**Text shown:**

The engineering is done and dusted. The forces involved in cats and tris are pretty easy to cater for if you don't skim the weight too much. Racers may sometimes be a problem but considering that tris and cats can race around the world in 50 or so days and do constant 30 knots for a week proves that a tri is a fine concept, even for a well engineered racer. For a cruiser it should be no problem. I can pin my cat fore and aft on one hull and then jack the stern or bow of the other. I get about 1-2m cm of deflection. I used to do this all the time when building her. Good multis don't break up, even half bad ones don't, just like a nice mono. Tris don't load beams heavily so the stresses stay low enough so that fatigue cycling increases logarithmically. You can always jack the floats and take the stands away from the main hull. It is done all the time to paint the bottom.
Consider the forces on a keel joint or a chainplate. There are huge cycling loads on these parts. Just build them well and there is no problem. Of course it is good that we like our boats, but it does help to sail a nice pedigree boat of a type to get a real feel for the type.
Team Phillips was a problem from the start. She had super long cantilever bows and very few boats have ever had such bows. A cat designer wrote about his misgivings before she sailed as he could make the bows deflect at the dock. She had thin hulls, and no forebeam, which allowed the bows to do their own thing. She was innovative but an evolutionary dead end.
I do have some concerns about the Rapido for family cruising. Cruising a tri can be a pain in a beam sea if the windward float bashes hard on the approaching swell. The way to get around this is to lift the float up high, dihedral, have very veed floats or just push the boat all the time. Racers adopt the latter approach and it is a pain for a cruiser. The Rapido has pretty flat floats and they are not too high. She could bang hard, in a beam sea, and at anchor. Another issue is drying out. A cat is great for drying out, we spent 10 days twice in Percy lagoon and a week in Hill inlet thrice, drying out each low. In the olden days in the tri, we would lean over a lot until I made a crutch, a cat just sits flat. Then there is the kids. A cat has the kids at your eye level when sailing, playing in the cabin. The tri has them with less space, much less floor area and down low. A cat is great for keeping an eye on kids. Our kids had the starboard hull to themselves if they weren't in the cabin. Once, my brother was with us and we were 1000 m off Byron in a westerly, we were doing 12-14 knots and smoking and the boys were making card houses. My brother came up and said "Card houses, at 14 knots?" Flat as a tack and a lovely reach. Cats are great for kids.
Have a sail on a good multi if you haven't had one. Get down the RPAYC and grab a sail if you can. A nice one is awfully fun to sail, as is a nice S and S or Ross or Farr or Alden or metre boat. They are no better or worse, just different, with differences that may suit you or not. Mine suits me to a tee and I love her still after 21 years. And no, no structural issues and she was built by a total amateur.
G'day Kankama,
I agree Team Philips was a stretch too far, you only have to look at the forrard sections of the hulls to know that unless they had re-invented composites that was optimistic to put it nicely.
On a sidenote, can you explain the benefits behind the wishbone rig? I kinda get the concept but I've never fully understood it. Its obviously scale-able to maxi size (Team Phillips is a wishbone per mast) so I'm surprised you don't see more of it.

**What you should do:** Reproduce the part of the multihull passage starting with "Have a sail" and going on through "more of it.". The listing that comes next has no connection to the multihull passage.

**Stored data:**
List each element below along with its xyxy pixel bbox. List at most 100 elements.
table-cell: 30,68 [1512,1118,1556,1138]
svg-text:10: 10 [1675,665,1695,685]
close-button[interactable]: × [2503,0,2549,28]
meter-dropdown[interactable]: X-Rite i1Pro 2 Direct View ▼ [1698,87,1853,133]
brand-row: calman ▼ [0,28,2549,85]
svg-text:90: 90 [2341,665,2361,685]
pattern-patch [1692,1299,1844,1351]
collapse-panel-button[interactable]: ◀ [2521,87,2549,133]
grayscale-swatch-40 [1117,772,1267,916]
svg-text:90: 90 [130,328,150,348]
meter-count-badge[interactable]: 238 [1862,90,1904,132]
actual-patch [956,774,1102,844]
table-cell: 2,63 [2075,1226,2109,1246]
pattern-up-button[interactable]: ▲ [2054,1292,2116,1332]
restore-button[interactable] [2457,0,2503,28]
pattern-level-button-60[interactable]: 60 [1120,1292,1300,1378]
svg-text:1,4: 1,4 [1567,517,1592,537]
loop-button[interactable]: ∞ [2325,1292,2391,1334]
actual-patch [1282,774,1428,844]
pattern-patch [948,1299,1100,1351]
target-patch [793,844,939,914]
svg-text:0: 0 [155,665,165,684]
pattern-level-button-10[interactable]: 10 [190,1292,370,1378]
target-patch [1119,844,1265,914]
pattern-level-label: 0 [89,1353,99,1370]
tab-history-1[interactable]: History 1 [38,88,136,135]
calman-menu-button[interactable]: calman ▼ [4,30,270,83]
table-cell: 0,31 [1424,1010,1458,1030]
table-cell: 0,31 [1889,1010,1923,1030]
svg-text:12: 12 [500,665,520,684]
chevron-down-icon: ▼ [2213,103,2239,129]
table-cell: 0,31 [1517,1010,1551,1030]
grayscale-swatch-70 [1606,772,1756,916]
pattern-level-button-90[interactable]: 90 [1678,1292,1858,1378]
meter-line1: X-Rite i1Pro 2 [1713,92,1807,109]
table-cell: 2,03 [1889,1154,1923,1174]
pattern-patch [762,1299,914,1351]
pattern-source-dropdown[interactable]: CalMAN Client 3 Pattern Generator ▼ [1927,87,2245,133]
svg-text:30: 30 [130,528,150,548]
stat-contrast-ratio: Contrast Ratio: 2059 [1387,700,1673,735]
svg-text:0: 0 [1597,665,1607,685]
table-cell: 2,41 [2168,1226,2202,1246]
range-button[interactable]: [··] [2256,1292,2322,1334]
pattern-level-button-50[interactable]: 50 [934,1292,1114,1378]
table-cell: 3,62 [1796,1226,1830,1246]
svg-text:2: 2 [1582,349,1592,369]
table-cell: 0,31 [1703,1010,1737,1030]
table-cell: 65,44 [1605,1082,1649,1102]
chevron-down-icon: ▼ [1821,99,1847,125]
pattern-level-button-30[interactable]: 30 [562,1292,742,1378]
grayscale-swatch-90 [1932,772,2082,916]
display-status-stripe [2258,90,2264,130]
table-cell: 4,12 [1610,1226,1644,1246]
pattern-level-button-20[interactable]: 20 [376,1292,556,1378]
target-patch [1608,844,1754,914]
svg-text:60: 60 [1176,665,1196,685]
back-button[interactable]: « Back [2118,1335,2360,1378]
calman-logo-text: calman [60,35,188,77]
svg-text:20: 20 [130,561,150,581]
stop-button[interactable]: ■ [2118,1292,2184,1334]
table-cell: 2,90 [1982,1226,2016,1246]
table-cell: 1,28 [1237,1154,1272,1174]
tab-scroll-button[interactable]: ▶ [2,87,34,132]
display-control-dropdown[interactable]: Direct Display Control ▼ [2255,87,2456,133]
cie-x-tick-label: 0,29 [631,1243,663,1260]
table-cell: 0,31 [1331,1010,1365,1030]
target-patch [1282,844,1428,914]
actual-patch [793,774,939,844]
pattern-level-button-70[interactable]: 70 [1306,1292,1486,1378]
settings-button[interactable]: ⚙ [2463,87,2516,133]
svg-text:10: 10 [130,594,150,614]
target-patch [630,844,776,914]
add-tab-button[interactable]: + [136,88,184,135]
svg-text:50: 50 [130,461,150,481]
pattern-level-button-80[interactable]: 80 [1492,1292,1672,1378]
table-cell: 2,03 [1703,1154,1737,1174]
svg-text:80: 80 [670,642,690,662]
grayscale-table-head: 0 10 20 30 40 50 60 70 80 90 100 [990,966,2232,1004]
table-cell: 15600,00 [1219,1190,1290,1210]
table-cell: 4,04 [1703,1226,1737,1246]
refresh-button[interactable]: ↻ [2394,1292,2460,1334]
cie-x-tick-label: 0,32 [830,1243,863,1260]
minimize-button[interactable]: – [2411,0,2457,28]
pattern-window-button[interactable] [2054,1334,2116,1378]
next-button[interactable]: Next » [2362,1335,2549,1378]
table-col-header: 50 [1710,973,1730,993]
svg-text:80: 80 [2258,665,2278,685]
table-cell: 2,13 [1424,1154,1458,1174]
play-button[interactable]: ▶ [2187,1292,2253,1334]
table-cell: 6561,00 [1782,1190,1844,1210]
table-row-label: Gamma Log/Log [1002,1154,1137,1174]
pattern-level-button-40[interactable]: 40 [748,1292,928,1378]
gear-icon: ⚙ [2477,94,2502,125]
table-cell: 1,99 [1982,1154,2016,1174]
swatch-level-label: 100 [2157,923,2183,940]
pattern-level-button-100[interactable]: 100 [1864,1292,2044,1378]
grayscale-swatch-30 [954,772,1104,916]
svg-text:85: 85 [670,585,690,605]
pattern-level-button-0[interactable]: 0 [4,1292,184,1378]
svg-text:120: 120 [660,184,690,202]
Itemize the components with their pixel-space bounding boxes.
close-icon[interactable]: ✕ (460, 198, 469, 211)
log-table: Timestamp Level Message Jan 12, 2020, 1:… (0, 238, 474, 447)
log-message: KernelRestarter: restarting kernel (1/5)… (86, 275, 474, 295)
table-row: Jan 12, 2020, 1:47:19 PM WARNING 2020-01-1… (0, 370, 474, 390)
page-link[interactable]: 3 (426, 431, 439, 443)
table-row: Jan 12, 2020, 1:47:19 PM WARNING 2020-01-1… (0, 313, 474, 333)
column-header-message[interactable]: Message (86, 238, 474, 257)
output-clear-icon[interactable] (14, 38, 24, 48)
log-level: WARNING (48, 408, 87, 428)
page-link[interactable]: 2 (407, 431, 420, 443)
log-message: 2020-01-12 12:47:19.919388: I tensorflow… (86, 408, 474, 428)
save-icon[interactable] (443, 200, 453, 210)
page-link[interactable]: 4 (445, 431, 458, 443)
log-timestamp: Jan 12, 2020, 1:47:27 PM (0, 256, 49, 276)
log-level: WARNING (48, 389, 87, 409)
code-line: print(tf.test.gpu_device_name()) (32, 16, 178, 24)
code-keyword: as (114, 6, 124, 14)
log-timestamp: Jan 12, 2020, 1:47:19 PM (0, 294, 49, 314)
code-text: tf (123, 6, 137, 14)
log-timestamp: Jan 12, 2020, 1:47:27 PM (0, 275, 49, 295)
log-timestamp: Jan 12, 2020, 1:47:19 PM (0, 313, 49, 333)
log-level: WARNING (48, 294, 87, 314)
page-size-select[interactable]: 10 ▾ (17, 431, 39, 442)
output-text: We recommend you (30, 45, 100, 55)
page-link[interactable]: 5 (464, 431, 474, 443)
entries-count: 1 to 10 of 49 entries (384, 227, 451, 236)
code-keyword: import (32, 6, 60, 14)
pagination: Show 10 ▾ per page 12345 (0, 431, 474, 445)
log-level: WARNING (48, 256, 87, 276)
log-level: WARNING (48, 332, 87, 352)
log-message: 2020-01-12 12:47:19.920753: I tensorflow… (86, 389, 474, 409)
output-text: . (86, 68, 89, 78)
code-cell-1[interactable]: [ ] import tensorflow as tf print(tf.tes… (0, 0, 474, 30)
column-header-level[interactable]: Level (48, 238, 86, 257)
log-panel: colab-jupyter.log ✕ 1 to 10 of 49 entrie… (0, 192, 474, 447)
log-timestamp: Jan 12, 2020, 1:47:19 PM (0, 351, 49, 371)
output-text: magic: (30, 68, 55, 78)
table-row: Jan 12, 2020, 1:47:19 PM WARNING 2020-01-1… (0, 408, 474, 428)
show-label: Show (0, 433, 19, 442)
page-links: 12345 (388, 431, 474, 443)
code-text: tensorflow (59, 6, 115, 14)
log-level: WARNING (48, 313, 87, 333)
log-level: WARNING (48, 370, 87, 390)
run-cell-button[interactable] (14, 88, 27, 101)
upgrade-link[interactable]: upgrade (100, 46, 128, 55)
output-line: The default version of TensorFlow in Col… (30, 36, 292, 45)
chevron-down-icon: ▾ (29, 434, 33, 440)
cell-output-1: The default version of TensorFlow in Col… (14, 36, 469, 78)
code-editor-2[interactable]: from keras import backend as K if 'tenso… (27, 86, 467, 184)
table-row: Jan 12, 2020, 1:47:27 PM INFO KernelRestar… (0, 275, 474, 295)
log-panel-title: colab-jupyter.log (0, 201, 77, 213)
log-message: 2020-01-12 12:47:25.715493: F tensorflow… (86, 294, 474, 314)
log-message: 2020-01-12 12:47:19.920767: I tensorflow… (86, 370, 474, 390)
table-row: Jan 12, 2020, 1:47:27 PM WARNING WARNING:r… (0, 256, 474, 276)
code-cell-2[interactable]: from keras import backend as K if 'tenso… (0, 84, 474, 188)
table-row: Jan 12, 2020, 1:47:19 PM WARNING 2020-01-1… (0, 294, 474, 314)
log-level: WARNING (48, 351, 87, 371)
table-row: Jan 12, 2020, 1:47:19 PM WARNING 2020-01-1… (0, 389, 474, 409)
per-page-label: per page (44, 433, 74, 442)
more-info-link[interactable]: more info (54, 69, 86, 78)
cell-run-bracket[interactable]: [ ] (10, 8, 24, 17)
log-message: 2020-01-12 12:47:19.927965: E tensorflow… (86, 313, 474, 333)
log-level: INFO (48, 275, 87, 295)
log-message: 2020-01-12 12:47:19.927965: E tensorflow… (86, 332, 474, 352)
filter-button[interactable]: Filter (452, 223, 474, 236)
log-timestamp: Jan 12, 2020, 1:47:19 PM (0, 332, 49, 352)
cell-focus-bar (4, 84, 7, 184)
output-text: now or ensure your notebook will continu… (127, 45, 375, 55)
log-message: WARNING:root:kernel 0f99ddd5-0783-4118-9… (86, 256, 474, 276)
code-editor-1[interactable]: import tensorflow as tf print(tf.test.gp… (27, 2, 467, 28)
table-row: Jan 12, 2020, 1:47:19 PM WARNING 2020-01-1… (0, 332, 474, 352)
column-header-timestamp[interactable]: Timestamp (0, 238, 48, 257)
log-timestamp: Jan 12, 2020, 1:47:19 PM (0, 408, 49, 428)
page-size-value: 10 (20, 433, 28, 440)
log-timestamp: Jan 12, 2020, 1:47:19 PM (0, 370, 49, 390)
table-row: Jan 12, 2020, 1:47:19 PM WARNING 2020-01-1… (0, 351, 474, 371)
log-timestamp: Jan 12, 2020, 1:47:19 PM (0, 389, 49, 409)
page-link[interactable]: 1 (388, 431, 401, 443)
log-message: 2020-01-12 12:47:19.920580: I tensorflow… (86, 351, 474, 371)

**Exercise output:**
Have a sail on a good multi if you haven't had one. Get down the RPAYC and grab a sail if you can. A nice one is awfully fun to sail, as is a nice S and S or Ross or Farr or Alden or metre boat. They are no better or worse, just different, with differences that may suit you or not. Mine suits me to a tee and I love her still after 21 years. And no, no structural issues and she was built by a total amateur.
G'day Kankama,
I agree Team Philips was a stretch too far, you only have to look at the forrard sections of the hulls to know that unless they had re-invented composites that was optimistic to put it nicely.
On a sidenote, can you explain the benefits behind the wishbone rig? I kinda get the concept but I've never fully understood it. Its obviously scale-able to maxi size (Team Phillips is a wishbone per mast) so I'm surprised you don't see more of it.